* Requirements:
Beneath this task is a listing. State how many of its lines include the string "установить", giving nothing but the number.

'''

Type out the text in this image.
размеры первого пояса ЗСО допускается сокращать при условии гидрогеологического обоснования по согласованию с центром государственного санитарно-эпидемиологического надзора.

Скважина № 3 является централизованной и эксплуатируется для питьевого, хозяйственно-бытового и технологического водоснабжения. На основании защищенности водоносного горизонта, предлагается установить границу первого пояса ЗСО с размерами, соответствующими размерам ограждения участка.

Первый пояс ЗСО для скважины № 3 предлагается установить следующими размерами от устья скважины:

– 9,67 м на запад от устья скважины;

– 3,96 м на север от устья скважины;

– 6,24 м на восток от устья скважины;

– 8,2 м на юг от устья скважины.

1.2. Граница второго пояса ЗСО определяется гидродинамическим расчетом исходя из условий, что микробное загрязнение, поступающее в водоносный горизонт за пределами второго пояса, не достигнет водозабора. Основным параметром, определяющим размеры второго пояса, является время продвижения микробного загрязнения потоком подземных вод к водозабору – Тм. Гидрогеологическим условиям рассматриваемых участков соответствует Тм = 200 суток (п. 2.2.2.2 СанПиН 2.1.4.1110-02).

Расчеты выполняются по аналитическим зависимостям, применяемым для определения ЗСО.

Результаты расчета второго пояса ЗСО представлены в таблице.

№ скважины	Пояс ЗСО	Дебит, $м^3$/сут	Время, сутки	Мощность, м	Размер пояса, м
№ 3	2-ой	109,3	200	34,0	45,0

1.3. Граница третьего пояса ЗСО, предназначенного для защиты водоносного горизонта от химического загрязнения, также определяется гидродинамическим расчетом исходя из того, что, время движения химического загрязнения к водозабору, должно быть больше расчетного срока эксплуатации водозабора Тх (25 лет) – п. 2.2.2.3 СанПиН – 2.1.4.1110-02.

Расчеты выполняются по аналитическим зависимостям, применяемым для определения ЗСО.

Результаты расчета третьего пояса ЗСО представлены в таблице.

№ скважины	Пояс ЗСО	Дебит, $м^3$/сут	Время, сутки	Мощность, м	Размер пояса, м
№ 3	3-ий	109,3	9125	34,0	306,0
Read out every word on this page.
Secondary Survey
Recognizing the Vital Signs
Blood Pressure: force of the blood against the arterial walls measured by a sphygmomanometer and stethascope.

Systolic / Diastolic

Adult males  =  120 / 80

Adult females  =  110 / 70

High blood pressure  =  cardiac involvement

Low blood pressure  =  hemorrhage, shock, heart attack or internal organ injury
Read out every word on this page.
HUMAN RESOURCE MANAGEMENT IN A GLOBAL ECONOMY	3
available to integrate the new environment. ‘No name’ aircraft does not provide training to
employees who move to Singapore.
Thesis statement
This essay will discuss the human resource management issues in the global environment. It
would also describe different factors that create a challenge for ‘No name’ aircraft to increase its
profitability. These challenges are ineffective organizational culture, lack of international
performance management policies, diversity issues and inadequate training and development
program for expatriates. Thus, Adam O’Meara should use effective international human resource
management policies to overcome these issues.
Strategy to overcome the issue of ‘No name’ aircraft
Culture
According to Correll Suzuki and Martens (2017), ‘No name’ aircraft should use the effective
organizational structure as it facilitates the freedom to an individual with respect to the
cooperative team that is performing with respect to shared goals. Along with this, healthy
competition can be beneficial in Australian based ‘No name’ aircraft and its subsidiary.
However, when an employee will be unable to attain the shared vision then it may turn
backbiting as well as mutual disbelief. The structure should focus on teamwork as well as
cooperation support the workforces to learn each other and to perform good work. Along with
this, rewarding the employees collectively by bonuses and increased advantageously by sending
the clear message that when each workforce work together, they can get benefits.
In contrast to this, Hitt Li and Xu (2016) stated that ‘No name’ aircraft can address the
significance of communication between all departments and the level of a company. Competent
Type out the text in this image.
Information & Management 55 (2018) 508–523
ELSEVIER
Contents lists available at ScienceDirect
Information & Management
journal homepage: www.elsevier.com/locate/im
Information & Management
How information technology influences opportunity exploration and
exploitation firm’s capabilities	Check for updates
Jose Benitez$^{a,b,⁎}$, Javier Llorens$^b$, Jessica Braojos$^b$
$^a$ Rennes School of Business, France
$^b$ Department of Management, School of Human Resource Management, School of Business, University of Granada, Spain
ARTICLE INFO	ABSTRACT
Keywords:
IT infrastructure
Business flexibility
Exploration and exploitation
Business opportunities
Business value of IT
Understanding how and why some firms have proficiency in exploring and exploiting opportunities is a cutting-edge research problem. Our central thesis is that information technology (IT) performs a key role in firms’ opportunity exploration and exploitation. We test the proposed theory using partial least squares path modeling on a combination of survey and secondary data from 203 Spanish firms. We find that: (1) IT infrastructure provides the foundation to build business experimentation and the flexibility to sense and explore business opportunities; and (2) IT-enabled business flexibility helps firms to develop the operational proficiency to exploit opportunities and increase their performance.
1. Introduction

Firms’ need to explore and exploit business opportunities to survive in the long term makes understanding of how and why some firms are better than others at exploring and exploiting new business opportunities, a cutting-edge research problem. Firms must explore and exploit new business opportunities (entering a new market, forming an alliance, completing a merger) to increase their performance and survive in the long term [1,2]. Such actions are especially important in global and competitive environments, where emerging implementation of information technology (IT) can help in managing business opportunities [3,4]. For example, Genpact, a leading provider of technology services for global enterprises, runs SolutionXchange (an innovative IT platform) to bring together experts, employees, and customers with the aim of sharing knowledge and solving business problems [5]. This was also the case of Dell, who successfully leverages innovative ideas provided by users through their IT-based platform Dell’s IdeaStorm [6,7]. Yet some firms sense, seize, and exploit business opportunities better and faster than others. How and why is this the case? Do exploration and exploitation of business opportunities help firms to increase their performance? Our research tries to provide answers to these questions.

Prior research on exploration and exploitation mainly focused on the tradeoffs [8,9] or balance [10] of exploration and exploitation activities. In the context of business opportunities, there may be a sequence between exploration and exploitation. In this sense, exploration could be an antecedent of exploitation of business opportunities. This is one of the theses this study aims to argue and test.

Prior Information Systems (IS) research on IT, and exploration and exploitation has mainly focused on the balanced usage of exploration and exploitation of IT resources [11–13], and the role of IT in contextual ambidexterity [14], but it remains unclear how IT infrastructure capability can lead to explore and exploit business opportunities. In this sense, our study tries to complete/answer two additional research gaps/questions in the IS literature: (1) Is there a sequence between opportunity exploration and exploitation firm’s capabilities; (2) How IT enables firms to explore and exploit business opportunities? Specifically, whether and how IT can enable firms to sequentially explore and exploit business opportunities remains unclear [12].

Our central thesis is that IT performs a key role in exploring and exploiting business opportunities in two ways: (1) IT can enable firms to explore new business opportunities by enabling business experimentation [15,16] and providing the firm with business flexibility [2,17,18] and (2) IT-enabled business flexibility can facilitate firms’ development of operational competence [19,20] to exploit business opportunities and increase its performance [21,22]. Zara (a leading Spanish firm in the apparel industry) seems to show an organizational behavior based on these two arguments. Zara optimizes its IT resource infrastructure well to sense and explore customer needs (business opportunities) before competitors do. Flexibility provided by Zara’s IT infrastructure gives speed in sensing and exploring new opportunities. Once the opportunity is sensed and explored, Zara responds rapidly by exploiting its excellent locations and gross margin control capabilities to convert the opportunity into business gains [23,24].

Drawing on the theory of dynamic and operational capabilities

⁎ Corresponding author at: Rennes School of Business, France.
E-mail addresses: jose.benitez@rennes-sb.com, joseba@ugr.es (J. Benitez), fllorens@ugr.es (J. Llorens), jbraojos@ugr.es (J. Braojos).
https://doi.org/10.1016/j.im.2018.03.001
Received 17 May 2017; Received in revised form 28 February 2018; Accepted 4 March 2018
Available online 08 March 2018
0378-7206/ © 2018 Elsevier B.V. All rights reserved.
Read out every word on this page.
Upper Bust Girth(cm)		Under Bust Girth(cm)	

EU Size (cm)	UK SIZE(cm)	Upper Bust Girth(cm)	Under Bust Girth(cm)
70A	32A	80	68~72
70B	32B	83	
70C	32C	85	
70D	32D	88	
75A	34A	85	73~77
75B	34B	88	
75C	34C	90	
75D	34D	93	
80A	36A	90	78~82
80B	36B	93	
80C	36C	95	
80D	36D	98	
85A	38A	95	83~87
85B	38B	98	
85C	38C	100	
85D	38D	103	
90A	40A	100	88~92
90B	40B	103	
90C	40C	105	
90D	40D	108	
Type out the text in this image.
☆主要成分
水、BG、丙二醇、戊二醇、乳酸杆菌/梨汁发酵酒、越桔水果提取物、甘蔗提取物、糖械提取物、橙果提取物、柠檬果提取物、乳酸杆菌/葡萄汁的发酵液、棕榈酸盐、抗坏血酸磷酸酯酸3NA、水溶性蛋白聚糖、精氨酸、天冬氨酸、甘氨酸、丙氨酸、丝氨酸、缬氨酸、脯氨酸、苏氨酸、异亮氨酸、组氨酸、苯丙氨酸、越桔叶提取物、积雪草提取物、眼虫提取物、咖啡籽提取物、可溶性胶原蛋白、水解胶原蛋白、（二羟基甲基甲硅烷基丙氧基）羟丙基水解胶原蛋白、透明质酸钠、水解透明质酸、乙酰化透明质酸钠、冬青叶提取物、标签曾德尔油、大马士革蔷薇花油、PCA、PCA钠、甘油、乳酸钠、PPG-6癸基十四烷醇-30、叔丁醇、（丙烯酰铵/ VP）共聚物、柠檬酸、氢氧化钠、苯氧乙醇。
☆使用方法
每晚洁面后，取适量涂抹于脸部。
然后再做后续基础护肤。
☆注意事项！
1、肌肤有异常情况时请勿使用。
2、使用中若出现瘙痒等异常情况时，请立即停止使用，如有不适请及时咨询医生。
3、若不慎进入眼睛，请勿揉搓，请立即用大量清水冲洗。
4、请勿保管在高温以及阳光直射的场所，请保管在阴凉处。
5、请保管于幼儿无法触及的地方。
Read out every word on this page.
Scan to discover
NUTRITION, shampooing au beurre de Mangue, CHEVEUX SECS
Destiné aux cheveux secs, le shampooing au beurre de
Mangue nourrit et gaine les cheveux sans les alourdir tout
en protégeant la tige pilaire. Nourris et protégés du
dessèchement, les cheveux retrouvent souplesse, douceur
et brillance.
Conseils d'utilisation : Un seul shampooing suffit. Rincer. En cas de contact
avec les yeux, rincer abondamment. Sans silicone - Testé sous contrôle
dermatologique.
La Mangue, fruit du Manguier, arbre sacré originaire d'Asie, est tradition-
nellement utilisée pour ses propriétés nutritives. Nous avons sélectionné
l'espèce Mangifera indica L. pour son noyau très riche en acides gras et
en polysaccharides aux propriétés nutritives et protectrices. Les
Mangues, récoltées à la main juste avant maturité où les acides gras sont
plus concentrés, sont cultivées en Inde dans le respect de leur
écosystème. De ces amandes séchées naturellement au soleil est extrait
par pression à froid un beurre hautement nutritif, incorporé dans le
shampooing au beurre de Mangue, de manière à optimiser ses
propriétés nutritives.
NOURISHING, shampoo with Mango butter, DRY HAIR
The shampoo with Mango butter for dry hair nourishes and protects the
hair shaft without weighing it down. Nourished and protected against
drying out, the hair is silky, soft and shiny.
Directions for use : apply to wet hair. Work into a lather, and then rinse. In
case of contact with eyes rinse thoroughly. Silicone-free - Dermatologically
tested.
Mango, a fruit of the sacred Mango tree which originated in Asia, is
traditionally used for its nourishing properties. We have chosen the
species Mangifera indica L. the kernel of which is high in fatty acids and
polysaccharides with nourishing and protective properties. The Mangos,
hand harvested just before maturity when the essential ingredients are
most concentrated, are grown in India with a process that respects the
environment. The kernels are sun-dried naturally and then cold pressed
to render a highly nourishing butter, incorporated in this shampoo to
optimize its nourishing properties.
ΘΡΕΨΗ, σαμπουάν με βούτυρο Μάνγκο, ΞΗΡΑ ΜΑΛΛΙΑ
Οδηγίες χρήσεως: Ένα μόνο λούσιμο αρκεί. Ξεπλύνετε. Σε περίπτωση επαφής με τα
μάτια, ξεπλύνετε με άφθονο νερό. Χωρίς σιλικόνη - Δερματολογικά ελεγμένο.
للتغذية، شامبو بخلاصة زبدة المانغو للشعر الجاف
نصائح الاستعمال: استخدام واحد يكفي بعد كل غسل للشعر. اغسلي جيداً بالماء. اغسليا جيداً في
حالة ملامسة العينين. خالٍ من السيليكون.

'''

* Task result:
2